Problem details >> Go through the entries below and tally each line holding the string "throughout". Return the number only.

Image records of document pages:

------------------------------------------------------------------------

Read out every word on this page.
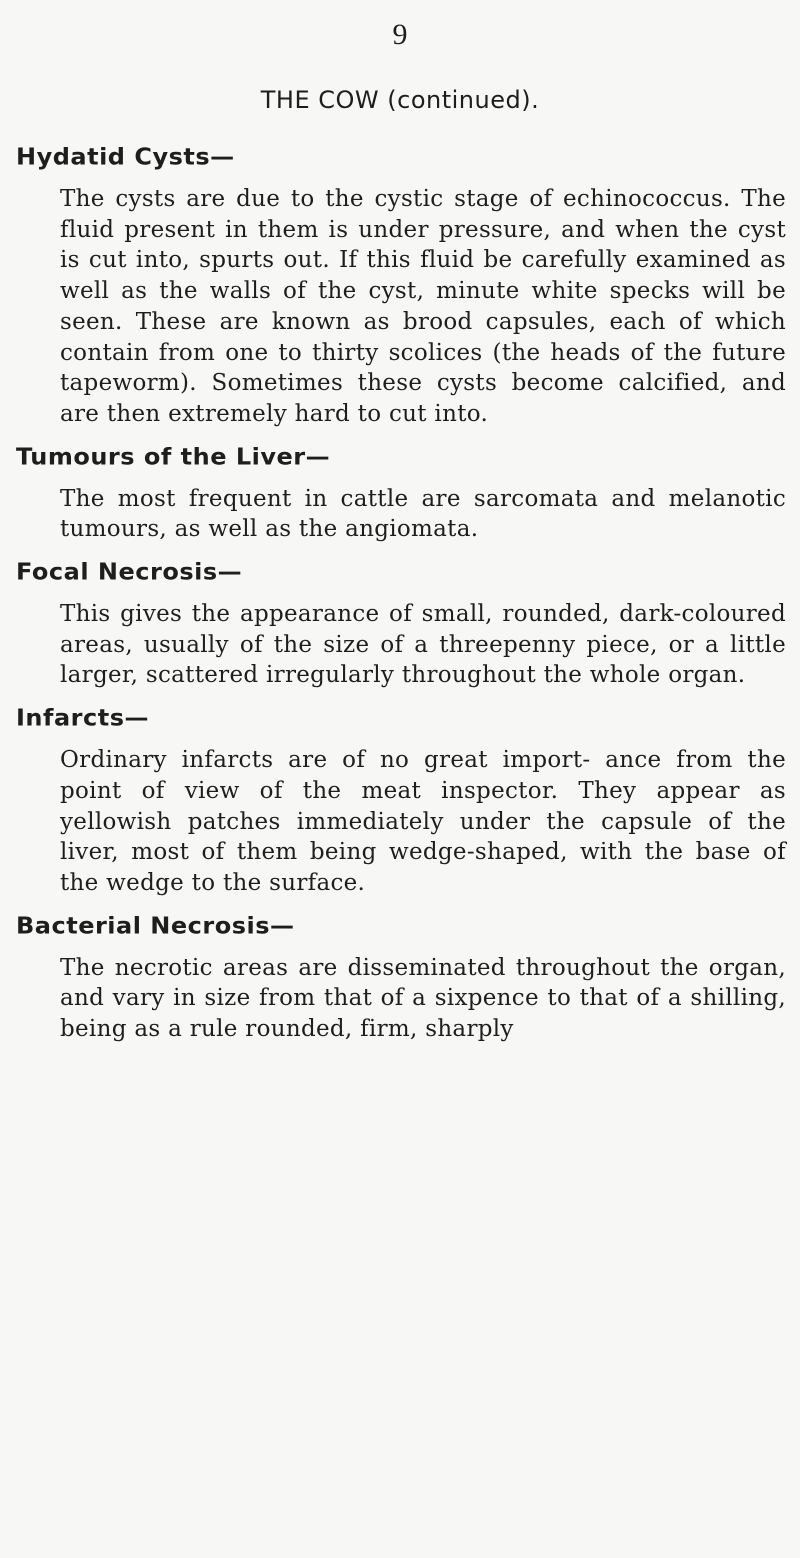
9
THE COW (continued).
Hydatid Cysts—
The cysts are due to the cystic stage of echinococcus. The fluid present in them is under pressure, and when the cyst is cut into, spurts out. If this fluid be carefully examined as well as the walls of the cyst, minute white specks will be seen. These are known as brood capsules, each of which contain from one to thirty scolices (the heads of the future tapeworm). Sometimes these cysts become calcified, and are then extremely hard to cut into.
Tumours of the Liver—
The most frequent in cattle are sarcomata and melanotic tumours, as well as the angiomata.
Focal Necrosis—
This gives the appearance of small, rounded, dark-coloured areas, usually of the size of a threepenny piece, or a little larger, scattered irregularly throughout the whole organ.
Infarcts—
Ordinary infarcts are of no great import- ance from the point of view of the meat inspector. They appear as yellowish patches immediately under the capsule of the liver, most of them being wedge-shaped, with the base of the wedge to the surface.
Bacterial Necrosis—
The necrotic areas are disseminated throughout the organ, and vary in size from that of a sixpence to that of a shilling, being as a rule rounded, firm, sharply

------------------------------------------------------------------------

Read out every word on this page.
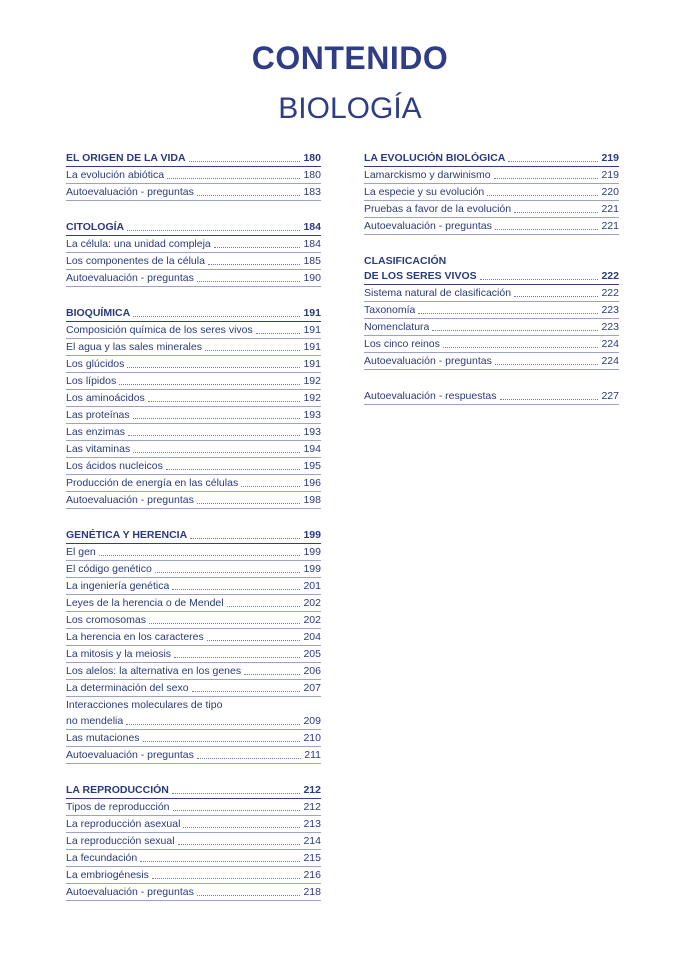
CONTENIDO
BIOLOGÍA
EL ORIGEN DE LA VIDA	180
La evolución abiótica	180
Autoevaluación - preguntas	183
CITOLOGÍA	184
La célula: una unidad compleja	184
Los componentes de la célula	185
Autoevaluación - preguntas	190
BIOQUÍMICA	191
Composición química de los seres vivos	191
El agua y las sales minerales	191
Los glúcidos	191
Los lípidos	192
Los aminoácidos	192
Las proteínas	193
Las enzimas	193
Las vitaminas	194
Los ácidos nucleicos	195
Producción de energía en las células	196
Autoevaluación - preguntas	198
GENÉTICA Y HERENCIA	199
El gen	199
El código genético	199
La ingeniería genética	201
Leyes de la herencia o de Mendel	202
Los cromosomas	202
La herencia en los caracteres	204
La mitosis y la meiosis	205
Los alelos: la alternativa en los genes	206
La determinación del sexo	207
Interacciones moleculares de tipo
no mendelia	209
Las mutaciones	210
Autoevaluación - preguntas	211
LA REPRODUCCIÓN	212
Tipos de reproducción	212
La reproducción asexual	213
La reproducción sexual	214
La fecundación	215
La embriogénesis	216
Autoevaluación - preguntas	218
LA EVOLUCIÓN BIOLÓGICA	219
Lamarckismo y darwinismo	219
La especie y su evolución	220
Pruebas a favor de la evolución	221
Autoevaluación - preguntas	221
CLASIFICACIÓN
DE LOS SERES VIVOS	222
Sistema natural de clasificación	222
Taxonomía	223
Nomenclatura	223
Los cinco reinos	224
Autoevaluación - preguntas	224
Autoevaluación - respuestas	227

------------------------------------------------------------------------

Solution to this problem >> 2